## Extracted records
————————

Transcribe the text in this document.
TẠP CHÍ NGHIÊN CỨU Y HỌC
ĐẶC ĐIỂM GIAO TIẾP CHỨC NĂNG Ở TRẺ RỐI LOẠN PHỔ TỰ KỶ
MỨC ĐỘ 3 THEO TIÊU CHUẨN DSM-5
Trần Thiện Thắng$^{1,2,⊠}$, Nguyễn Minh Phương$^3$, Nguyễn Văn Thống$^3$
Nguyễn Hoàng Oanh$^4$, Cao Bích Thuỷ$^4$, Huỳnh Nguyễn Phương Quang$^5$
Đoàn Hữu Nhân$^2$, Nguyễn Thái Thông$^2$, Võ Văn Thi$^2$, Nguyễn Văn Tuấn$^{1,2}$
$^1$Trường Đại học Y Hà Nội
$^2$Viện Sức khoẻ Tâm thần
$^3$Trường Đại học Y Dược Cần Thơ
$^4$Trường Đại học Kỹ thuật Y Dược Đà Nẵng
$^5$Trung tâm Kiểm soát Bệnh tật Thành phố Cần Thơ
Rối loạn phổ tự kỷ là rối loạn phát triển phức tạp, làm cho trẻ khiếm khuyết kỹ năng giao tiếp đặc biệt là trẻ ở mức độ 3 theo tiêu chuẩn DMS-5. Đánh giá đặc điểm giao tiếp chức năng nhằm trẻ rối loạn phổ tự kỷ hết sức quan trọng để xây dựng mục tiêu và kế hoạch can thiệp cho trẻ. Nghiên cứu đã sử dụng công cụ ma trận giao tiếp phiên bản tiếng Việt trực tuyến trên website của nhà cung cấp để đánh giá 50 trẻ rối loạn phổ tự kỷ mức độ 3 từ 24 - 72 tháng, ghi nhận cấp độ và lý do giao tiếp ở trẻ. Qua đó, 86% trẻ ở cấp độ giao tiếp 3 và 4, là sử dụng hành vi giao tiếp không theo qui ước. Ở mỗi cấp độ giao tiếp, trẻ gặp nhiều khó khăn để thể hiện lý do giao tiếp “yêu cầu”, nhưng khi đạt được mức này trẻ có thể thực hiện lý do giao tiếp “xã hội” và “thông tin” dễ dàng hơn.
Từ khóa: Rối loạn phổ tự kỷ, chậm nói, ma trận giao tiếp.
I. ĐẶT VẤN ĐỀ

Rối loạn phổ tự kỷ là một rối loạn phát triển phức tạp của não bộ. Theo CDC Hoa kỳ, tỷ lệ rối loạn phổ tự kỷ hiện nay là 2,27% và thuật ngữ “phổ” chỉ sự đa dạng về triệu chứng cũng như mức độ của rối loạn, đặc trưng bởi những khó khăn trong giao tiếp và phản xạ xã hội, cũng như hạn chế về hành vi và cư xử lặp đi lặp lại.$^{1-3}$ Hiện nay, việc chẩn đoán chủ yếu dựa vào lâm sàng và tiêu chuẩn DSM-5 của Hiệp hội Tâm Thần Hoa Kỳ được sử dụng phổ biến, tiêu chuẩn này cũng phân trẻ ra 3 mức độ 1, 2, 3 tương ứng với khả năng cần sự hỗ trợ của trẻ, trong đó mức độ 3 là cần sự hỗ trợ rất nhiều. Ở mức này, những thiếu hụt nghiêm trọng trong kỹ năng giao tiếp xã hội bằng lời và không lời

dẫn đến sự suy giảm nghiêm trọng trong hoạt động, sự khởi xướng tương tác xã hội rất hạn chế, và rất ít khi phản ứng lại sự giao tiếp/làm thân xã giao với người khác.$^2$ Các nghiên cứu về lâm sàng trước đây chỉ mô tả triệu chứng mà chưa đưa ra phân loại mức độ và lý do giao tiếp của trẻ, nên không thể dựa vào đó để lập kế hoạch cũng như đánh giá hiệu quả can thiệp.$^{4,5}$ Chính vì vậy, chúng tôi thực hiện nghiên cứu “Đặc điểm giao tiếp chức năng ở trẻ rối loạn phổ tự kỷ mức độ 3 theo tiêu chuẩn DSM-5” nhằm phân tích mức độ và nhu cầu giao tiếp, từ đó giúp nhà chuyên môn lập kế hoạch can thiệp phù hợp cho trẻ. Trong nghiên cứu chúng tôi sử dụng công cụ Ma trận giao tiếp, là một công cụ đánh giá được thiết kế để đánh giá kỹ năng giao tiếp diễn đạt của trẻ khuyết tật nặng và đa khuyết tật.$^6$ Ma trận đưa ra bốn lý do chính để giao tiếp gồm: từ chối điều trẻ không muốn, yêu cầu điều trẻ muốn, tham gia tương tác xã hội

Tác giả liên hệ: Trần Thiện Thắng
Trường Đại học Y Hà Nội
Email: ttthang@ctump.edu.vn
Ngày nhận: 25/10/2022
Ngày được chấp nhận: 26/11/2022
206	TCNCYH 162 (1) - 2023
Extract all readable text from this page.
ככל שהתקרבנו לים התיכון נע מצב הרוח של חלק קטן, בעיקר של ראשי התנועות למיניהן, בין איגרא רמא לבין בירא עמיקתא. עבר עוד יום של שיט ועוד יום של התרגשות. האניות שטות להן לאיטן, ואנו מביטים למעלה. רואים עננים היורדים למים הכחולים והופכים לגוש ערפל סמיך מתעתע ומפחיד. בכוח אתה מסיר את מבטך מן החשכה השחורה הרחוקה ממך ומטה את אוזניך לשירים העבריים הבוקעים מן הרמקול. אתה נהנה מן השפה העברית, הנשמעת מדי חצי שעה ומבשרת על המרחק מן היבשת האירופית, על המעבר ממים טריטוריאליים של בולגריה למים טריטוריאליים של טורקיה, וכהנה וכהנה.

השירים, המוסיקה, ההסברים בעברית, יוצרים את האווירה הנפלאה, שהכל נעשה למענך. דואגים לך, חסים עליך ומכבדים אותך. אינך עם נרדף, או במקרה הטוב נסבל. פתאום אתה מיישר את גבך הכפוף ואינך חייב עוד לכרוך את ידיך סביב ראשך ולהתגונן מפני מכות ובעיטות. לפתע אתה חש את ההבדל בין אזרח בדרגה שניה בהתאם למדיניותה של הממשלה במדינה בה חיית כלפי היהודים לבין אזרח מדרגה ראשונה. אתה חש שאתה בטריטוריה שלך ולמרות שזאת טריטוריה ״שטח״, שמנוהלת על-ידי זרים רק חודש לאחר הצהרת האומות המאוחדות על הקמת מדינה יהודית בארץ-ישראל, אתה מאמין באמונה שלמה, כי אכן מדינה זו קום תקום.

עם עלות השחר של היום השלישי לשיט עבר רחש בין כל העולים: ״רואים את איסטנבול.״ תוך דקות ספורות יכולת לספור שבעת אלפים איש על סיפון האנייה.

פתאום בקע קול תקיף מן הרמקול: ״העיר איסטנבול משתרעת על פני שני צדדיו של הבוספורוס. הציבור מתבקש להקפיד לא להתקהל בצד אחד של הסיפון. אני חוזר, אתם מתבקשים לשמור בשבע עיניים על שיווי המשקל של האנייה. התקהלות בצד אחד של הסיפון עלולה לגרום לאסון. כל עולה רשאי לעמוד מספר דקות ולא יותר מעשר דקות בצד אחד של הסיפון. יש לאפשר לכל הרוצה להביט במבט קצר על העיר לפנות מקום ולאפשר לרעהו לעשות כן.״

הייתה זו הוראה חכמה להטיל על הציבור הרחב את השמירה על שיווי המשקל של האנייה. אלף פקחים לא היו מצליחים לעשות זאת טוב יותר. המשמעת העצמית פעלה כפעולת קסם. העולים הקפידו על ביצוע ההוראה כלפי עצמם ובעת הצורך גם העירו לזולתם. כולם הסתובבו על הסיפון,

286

————————

## EXERCISE REQUIREMENTS
List every line above that contains the word "איסטנבול".

## FINISHED EXERCISE
עם עלות השחר של היום השלישי לשיט עבר רחש בין כל העולים: ״רואים את איסטנבול.״ תוך דקות ספורות יכולת לספור שבעת אלפים איש על סיפון האנייה.
פתאום בקע קול תקיף מן הרמקול: ״העיר איסטנבול משתרעת על פני שני צדדיו של הבוספורוס. הציבור מתבקש להקפיד לא להתקהל בצד אחד של הסיפון. אני חוזר, אתם מתבקשים לשמור בשבע עיניים על שיווי המשקל של האנייה. התקהלות בצד אחד של הסיפון עלולה לגרום לאסון. כל עולה רשאי לעמוד מספר דקות ולא יותר מעשר דקות בצד אחד של הסיפון. יש לאפשר לכל הרוצה להביט במבט קצר על העיר לפנות מקום ולאפשר לרעהו לעשות כן.״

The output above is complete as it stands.